* **Supplied data**:
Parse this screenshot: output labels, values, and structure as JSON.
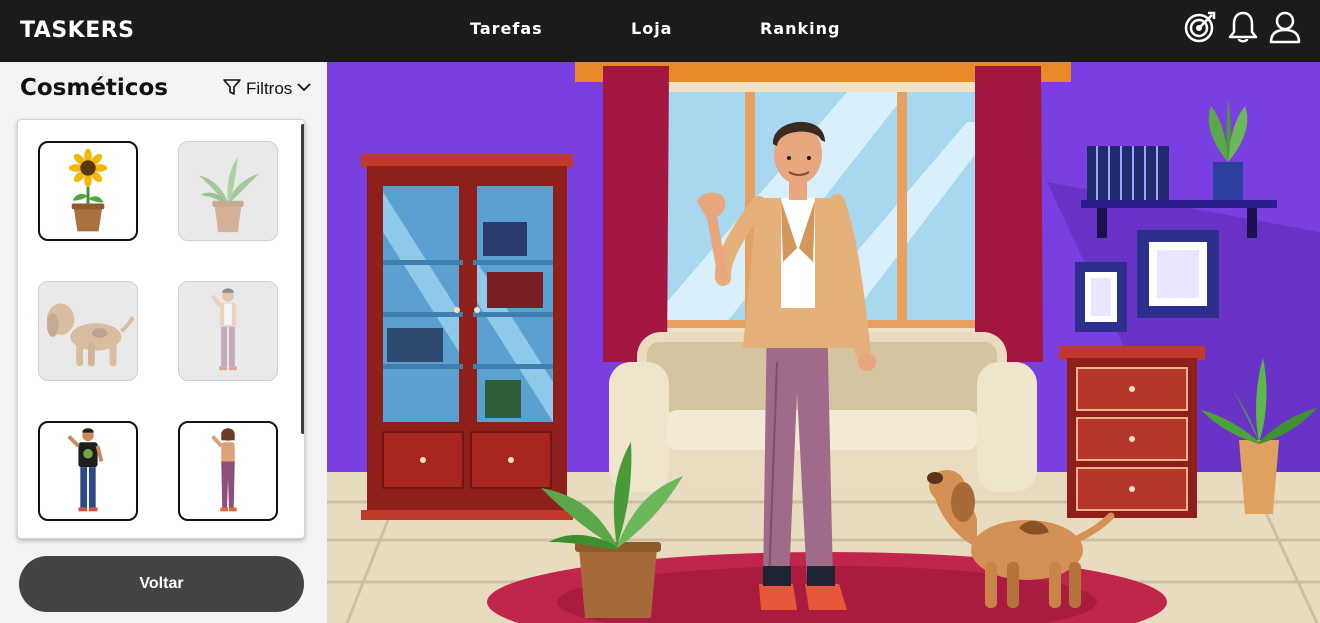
{
  "header": {
    "brand": "TASKERS",
    "nav": [
      {
        "label": "Tarefas"
      },
      {
        "label": "Loja"
      },
      {
        "label": "Ranking"
      }
    ],
    "icons": [
      "target-icon",
      "bell-icon",
      "user-icon"
    ]
  },
  "sidebar": {
    "title": "Cosméticos",
    "filter_label": "Filtros",
    "items": [
      {
        "name": "sunflower",
        "state": "unlocked"
      },
      {
        "name": "plant",
        "state": "locked"
      },
      {
        "name": "dog",
        "state": "locked"
      },
      {
        "name": "man-casual",
        "state": "locked"
      },
      {
        "name": "man-black-tshirt",
        "state": "unlocked"
      },
      {
        "name": "woman-casual",
        "state": "unlocked"
      }
    ],
    "back_label": "Voltar"
  },
  "colors": {
    "header_bg": "#1b1b1b",
    "sidebar_bg": "#f3f3f3",
    "button_bg": "#434343",
    "wall": "#7a3fe0",
    "rug": "#c0254c"
  }
}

* **Required task**: The material above holds pictures; copy everything else in it exactly.

* **Reply to the task**:
Parse this screenshot: output labels, values, and structure as JSON.
{
  "header": {
    "brand": "TASKERS",
    "nav": [
      {
        "label": "Tarefas"
      },
      {
        "label": "Loja"
      },
      {
        "label": "Ranking"
      }
    ],
    "icons": [
      "target-icon",
      "bell-icon",
      "user-icon"
    ]
  },
  "sidebar": {
    "title": "Cosméticos",
    "filter_label": "Filtros",
    "items": [
      {
        "name": "sunflower",
        "state": "unlocked"
      },
      {
        "name": "plant",
        "state": "locked"
      },
      {
        "name": "dog",
        "state": "locked"
      },
      {
        "name": "man-casual",
        "state": "locked"
      },
      {
        "name": "man-black-tshirt",
        "state": "unlocked"
      },
      {
        "name": "woman-casual",
        "state": "unlocked"
      }
    ],
    "back_label": "Voltar"
  },
  "colors": {
    "header_bg": "#1b1b1b",
    "sidebar_bg": "#f3f3f3",
    "button_bg": "#434343",
    "wall": "#7a3fe0",
    "rug": "#c0254c"
  }
}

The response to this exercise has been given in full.